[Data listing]
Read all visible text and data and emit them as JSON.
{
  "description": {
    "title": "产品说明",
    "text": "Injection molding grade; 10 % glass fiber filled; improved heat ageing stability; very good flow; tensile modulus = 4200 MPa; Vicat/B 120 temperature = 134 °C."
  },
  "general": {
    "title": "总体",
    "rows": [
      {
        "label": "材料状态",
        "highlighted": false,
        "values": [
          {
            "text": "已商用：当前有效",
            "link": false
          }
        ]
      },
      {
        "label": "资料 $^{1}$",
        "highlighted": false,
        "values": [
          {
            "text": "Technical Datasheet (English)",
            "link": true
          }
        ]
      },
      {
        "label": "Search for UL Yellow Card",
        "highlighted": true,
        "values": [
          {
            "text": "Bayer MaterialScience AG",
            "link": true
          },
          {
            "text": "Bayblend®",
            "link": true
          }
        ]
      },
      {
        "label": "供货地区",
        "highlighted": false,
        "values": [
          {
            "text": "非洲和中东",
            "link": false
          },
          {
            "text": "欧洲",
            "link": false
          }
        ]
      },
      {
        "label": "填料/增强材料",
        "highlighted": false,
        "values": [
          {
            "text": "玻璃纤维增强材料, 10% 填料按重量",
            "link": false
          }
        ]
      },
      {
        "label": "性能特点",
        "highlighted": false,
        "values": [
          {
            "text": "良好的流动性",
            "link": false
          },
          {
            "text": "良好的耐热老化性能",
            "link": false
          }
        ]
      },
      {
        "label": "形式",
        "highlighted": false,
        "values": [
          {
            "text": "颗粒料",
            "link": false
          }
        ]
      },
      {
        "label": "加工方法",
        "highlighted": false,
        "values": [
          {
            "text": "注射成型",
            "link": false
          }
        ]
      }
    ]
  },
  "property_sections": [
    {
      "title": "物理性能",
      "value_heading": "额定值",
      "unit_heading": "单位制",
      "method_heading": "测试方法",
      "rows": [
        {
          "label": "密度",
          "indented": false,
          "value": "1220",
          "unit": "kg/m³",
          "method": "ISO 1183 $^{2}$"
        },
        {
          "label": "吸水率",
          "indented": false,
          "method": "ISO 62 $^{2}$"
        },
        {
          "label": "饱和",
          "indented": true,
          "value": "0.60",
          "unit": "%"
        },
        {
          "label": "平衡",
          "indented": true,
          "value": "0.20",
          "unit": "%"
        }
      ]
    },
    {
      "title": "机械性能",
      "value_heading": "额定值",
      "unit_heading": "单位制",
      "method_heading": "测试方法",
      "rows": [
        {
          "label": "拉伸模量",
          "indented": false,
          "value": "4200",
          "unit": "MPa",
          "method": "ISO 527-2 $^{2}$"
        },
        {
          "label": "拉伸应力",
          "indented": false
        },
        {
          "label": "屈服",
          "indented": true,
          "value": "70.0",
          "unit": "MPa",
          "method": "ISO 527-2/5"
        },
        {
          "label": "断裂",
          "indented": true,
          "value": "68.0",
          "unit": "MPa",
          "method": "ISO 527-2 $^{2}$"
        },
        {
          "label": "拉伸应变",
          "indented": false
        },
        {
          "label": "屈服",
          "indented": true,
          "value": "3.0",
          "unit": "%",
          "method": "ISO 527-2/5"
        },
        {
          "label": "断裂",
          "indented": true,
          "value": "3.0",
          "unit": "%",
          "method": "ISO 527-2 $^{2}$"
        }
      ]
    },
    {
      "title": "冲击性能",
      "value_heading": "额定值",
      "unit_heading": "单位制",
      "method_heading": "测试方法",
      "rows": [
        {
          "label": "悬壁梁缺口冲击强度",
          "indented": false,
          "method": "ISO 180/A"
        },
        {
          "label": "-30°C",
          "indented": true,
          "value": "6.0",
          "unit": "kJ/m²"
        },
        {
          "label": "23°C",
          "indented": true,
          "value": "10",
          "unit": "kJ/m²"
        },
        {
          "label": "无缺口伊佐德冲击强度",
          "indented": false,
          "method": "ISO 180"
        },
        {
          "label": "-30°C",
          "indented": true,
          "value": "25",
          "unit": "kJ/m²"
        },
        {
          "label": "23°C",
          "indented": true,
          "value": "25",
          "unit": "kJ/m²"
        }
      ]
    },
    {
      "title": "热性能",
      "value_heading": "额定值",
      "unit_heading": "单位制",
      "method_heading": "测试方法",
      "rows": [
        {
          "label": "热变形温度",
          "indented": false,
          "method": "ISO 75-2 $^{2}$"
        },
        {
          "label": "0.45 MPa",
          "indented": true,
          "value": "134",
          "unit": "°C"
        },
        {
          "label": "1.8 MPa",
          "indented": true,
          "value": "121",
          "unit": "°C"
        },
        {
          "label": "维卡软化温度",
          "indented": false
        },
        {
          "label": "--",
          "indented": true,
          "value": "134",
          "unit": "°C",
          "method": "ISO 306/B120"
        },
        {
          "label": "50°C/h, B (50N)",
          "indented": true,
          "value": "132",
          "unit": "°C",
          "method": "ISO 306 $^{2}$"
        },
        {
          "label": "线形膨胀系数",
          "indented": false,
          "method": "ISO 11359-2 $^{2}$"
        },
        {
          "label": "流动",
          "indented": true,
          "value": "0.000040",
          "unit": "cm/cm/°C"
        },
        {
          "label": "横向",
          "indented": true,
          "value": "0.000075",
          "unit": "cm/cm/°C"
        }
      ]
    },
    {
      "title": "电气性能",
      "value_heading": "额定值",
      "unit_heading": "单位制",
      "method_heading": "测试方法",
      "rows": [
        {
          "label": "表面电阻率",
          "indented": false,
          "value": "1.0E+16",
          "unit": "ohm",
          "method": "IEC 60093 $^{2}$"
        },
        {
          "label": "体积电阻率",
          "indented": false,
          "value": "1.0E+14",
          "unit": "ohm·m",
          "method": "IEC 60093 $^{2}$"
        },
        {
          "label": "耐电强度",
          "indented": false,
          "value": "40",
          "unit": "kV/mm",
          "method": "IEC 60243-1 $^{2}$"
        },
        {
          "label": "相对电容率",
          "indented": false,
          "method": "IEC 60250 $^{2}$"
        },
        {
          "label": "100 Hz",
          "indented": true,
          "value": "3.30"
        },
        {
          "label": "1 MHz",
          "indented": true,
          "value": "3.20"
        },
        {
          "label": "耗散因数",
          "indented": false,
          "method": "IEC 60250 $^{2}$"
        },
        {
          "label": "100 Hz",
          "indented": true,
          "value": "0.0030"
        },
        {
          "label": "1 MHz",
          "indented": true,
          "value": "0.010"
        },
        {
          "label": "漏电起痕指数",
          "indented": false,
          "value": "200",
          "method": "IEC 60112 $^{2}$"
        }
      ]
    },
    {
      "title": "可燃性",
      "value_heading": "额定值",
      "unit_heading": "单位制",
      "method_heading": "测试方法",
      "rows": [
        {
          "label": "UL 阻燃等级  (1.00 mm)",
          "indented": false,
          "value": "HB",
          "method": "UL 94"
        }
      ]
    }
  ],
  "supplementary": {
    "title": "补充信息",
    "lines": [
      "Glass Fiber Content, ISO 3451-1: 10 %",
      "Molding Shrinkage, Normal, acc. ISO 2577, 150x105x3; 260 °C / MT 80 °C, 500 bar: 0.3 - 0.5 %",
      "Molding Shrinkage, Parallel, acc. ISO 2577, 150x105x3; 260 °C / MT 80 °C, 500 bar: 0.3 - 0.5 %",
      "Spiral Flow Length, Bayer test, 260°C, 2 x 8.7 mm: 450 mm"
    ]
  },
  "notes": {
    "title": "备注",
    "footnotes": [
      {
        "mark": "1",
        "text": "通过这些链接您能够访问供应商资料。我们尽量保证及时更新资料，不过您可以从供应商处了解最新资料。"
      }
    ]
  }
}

__Written instruction__: Reproduce every record, matching each line exactly.

__Solution to the problem__:
Read all visible text and data and emit them as JSON.
{
  "description": {
    "title": "产品说明",
    "text": "Injection molding grade; 10 % glass fiber filled; improved heat ageing stability; very good flow; tensile modulus = 4200 MPa; Vicat/B 120 temperature = 134 °C."
  },
  "general": {
    "title": "总体",
    "rows": [
      {
        "label": "材料状态",
        "highlighted": false,
        "values": [
          {
            "text": "已商用：当前有效",
            "link": false
          }
        ]
      },
      {
        "label": "资料 $^{1}$",
        "highlighted": false,
        "values": [
          {
            "text": "Technical Datasheet (English)",
            "link": true
          }
        ]
      },
      {
        "label": "Search for UL Yellow Card",
        "highlighted": true,
        "values": [
          {
            "text": "Bayer MaterialScience AG",
            "link": true
          },
          {
            "text": "Bayblend®",
            "link": true
          }
        ]
      },
      {
        "label": "供货地区",
        "highlighted": false,
        "values": [
          {
            "text": "非洲和中东",
            "link": false
          },
          {
            "text": "欧洲",
            "link": false
          }
        ]
      },
      {
        "label": "填料/增强材料",
        "highlighted": false,
        "values": [
          {
            "text": "玻璃纤维增强材料, 10% 填料按重量",
            "link": false
          }
        ]
      },
      {
        "label": "性能特点",
        "highlighted": false,
        "values": [
          {
            "text": "良好的流动性",
            "link": false
          },
          {
            "text": "良好的耐热老化性能",
            "link": false
          }
        ]
      },
      {
        "label": "形式",
        "highlighted": false,
        "values": [
          {
            "text": "颗粒料",
            "link": false
          }
        ]
      },
      {
        "label": "加工方法",
        "highlighted": false,
        "values": [
          {
            "text": "注射成型",
            "link": false
          }
        ]
      }
    ]
  },
  "property_sections": [
    {
      "title": "物理性能",
      "value_heading": "额定值",
      "unit_heading": "单位制",
      "method_heading": "测试方法",
      "rows": [
        {
          "label": "密度",
          "indented": false,
          "value": "1220",
          "unit": "kg/m³",
          "method": "ISO 1183 $^{2}$"
        },
        {
          "label": "吸水率",
          "indented": false,
          "method": "ISO 62 $^{2}$"
        },
        {
          "label": "饱和",
          "indented": true,
          "value": "0.60",
          "unit": "%"
        },
        {
          "label": "平衡",
          "indented": true,
          "value": "0.20",
          "unit": "%"
        }
      ]
    },
    {
      "title": "机械性能",
      "value_heading": "额定值",
      "unit_heading": "单位制",
      "method_heading": "测试方法",
      "rows": [
        {
          "label": "拉伸模量",
          "indented": false,
          "value": "4200",
          "unit": "MPa",
          "method": "ISO 527-2 $^{2}$"
        },
        {
          "label": "拉伸应力",
          "indented": false
        },
        {
          "label": "屈服",
          "indented": true,
          "value": "70.0",
          "unit": "MPa",
          "method": "ISO 527-2/5"
        },
        {
          "label": "断裂",
          "indented": true,
          "value": "68.0",
          "unit": "MPa",
          "method": "ISO 527-2 $^{2}$"
        },
        {
          "label": "拉伸应变",
          "indented": false
        },
        {
          "label": "屈服",
          "indented": true,
          "value": "3.0",
          "unit": "%",
          "method": "ISO 527-2/5"
        },
        {
          "label": "断裂",
          "indented": true,
          "value": "3.0",
          "unit": "%",
          "method": "ISO 527-2 $^{2}$"
        }
      ]
    },
    {
      "title": "冲击性能",
      "value_heading": "额定值",
      "unit_heading": "单位制",
      "method_heading": "测试方法",
      "rows": [
        {
          "label": "悬壁梁缺口冲击强度",
          "indented": false,
          "method": "ISO 180/A"
        },
        {
          "label": "-30°C",
          "indented": true,
          "value": "6.0",
          "unit": "kJ/m²"
        },
        {
          "label": "23°C",
          "indented": true,
          "value": "10",
          "unit": "kJ/m²"
        },
        {
          "label": "无缺口伊佐德冲击强度",
          "indented": false,
          "method": "ISO 180"
        },
        {
          "label": "-30°C",
          "indented": true,
          "value": "25",
          "unit": "kJ/m²"
        },
        {
          "label": "23°C",
          "indented": true,
          "value": "25",
          "unit": "kJ/m²"
        }
      ]
    },
    {
      "title": "热性能",
      "value_heading": "额定值",
      "unit_heading": "单位制",
      "method_heading": "测试方法",
      "rows": [
        {
          "label": "热变形温度",
          "indented": false,
          "method": "ISO 75-2 $^{2}$"
        },
        {
          "label": "0.45 MPa",
          "indented": true,
          "value": "134",
          "unit": "°C"
        },
        {
          "label": "1.8 MPa",
          "indented": true,
          "value": "121",
          "unit": "°C"
        },
        {
          "label": "维卡软化温度",
          "indented": false
        },
        {
          "label": "--",
          "indented": true,
          "value": "134",
          "unit": "°C",
          "method": "ISO 306/B120"
        },
        {
          "label": "50°C/h, B (50N)",
          "indented": true,
          "value": "132",
          "unit": "°C",
          "method": "ISO 306 $^{2}$"
        },
        {
          "label": "线形膨胀系数",
          "indented": false,
          "method": "ISO 11359-2 $^{2}$"
        },
        {
          "label": "流动",
          "indented": true,
          "value": "0.000040",
          "unit": "cm/cm/°C"
        },
        {
          "label": "横向",
          "indented": true,
          "value": "0.000075",
          "unit": "cm/cm/°C"
        }
      ]
    },
    {
      "title": "电气性能",
      "value_heading": "额定值",
      "unit_heading": "单位制",
      "method_heading": "测试方法",
      "rows": [
        {
          "label": "表面电阻率",
          "indented": false,
          "value": "1.0E+16",
          "unit": "ohm",
          "method": "IEC 60093 $^{2}$"
        },
        {
          "label": "体积电阻率",
          "indented": false,
          "value": "1.0E+14",
          "unit": "ohm·m",
          "method": "IEC 60093 $^{2}$"
        },
        {
          "label": "耐电强度",
          "indented": false,
          "value": "40",
          "unit": "kV/mm",
          "method": "IEC 60243-1 $^{2}$"
        },
        {
          "label": "相对电容率",
          "indented": false,
          "method": "IEC 60250 $^{2}$"
        },
        {
          "label": "100 Hz",
          "indented": true,
          "value": "3.30"
        },
        {
          "label": "1 MHz",
          "indented": true,
          "value": "3.20"
        },
        {
          "label": "耗散因数",
          "indented": false,
          "method": "IEC 60250 $^{2}$"
        },
        {
          "label": "100 Hz",
          "indented": true,
          "value": "0.0030"
        },
        {
          "label": "1 MHz",
          "indented": true,
          "value": "0.010"
        },
        {
          "label": "漏电起痕指数",
          "indented": false,
          "value": "200",
          "method": "IEC 60112 $^{2}$"
        }
      ]
    },
    {
      "title": "可燃性",
      "value_heading": "额定值",
      "unit_heading": "单位制",
      "method_heading": "测试方法",
      "rows": [
        {
          "label": "UL 阻燃等级  (1.00 mm)",
          "indented": false,
          "value": "HB",
          "method": "UL 94"
        }
      ]
    }
  ],
  "supplementary": {
    "title": "补充信息",
    "lines": [
      "Glass Fiber Content, ISO 3451-1: 10 %",
      "Molding Shrinkage, Normal, acc. ISO 2577, 150x105x3; 260 °C / MT 80 °C, 500 bar: 0.3 - 0.5 %",
      "Molding Shrinkage, Parallel, acc. ISO 2577, 150x105x3; 260 °C / MT 80 °C, 500 bar: 0.3 - 0.5 %",
      "Spiral Flow Length, Bayer test, 260°C, 2 x 8.7 mm: 450 mm"
    ]
  },
  "notes": {
    "title": "备注",
    "footnotes": [
      {
        "mark": "1",
        "text": "通过这些链接您能够访问供应商资料。我们尽量保证及时更新资料，不过您可以从供应商处了解最新资料。"
      }
    ]
  }
}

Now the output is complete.